• _EXERCISE_
Below are the records; locate each line with the word "仙侠奇缘" and copy it.

• _Source records_
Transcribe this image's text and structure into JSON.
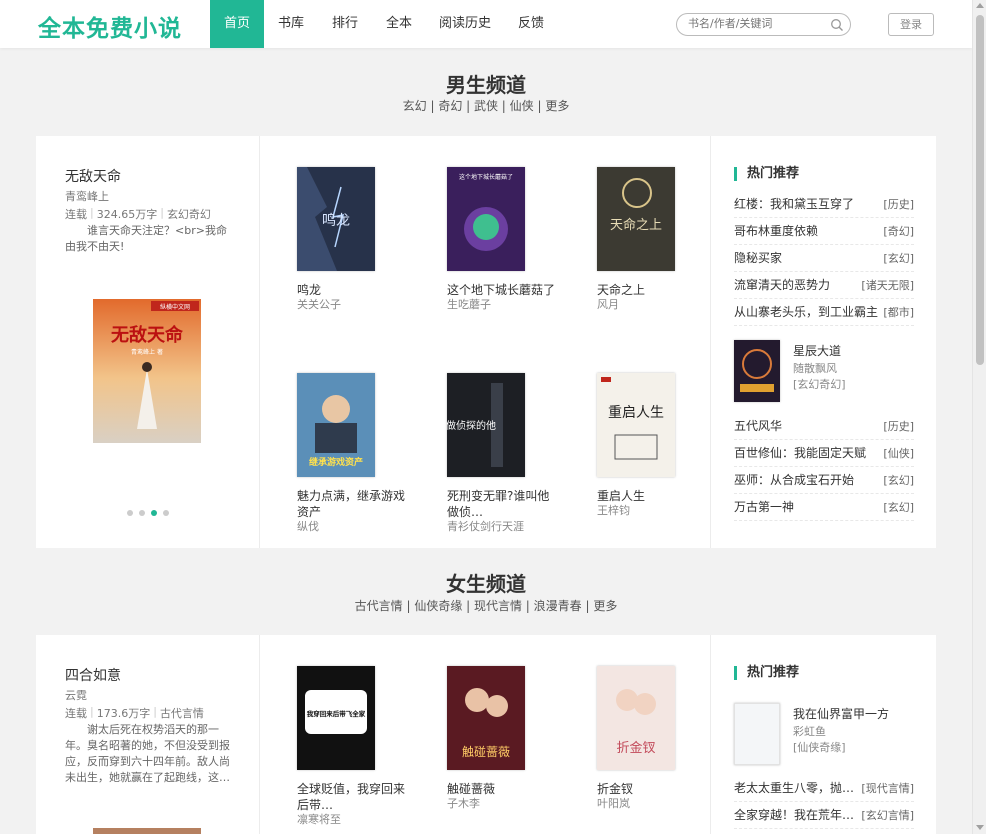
{
  "header": {
    "logo": "全本免费小说",
    "nav": [
      "首页",
      "书库",
      "排行",
      "全本",
      "阅读历史",
      "反馈"
    ],
    "search_placeholder": "书名/作者/关键词",
    "login": "登录"
  },
  "male": {
    "title": "男生频道",
    "subtitle": "玄幻 | 奇幻 | 武侠 | 仙侠 | 更多",
    "feature": {
      "title": "无敌天命",
      "author": "青鸾峰上",
      "status": "连载",
      "words": "324.65万字",
      "category": "玄幻奇幻",
      "desc": "谁言天命天注定？<br>我命由我不由天!",
      "cover_text": "无敌天命",
      "cover_badge": "纵横中文网",
      "cover_author": "青鸾峰上 著"
    },
    "books": [
      {
        "title": "鸣龙",
        "author": "关关公子",
        "cover_text": "鸣龙"
      },
      {
        "title": "这个地下城长蘑菇了",
        "author": "生吃蘑子",
        "cover_text": "这个地下城长蘑菇了"
      },
      {
        "title": "天命之上",
        "author": "风月",
        "cover_text": "天命之上"
      },
      {
        "title": "魅力点满，继承游戏资产",
        "author": "纵伐",
        "cover_text": "继承游戏资产"
      },
      {
        "title": "死刑变无罪?谁叫他做侦…",
        "author": "青衫仗剑行天涯",
        "cover_text": "做侦探的他"
      },
      {
        "title": "重启人生",
        "author": "王梓钧",
        "cover_text": "重启人生"
      }
    ],
    "hot": {
      "heading": "热门推荐",
      "rows_top": [
        {
          "name": "红楼：我和黛玉互穿了",
          "cat": "[历史]"
        },
        {
          "name": "哥布林重度依赖",
          "cat": "[奇幻]"
        },
        {
          "name": "隐秘买家",
          "cat": "[玄幻]"
        },
        {
          "name": "流窜清天的恶势力",
          "cat": "[诸天无限]"
        },
        {
          "name": "从山寨老头乐，到工业霸主",
          "cat": "[都市]"
        }
      ],
      "featured": {
        "title": "星辰大道",
        "author": "随散飘风",
        "cat": "[玄幻奇幻]"
      },
      "rows_bottom": [
        {
          "name": "五代风华",
          "cat": "[历史]"
        },
        {
          "name": "百世修仙：我能固定天赋",
          "cat": "[仙侠]"
        },
        {
          "name": "巫师：从合成宝石开始",
          "cat": "[玄幻]"
        },
        {
          "name": "万古第一神",
          "cat": "[玄幻]"
        }
      ]
    }
  },
  "female": {
    "title": "女生频道",
    "subtitle": "古代言情 | 仙侠奇缘 | 现代言情 | 浪漫青春 | 更多",
    "feature": {
      "title": "四合如意",
      "author": "云霓",
      "status": "连载",
      "words": "173.6万字",
      "category": "古代言情",
      "desc": "谢太后死在权势滔天的那一年。臭名昭著的她，不但没受到报应，反而穿到六十四年前。敌人尚未出生，她就赢在了起跑线，这…"
    },
    "books": [
      {
        "title": "全球贬值，我穿回来后带…",
        "author": "凛寒将至",
        "cover_text": "我穿回来后带飞全家"
      },
      {
        "title": "触碰蔷薇",
        "author": "子木李",
        "cover_text": "触碰蔷薇"
      },
      {
        "title": "折金钗",
        "author": "叶阳岚",
        "cover_text": "折金钗"
      }
    ],
    "hot": {
      "heading": "热门推荐",
      "featured": {
        "title": "我在仙界富甲一方",
        "author": "彩虹鱼",
        "cat": "[仙侠奇缘]"
      },
      "rows": [
        {
          "name": "老太太重生八零，抛…",
          "cat": "[现代言情]"
        },
        {
          "name": "全家穿越！我在荒年…",
          "cat": "[玄幻言情]"
        }
      ]
    }
  },
  "colors": {
    "accent": "#21b795",
    "background": "#f2f2f2"
  }
}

• _RESULT FOR THIS EXERCISE_
    "subtitle": "古代言情 | 仙侠奇缘 | 现代言情 | 浪漫青春 | 更多",
        "cat": "[仙侠奇缘]"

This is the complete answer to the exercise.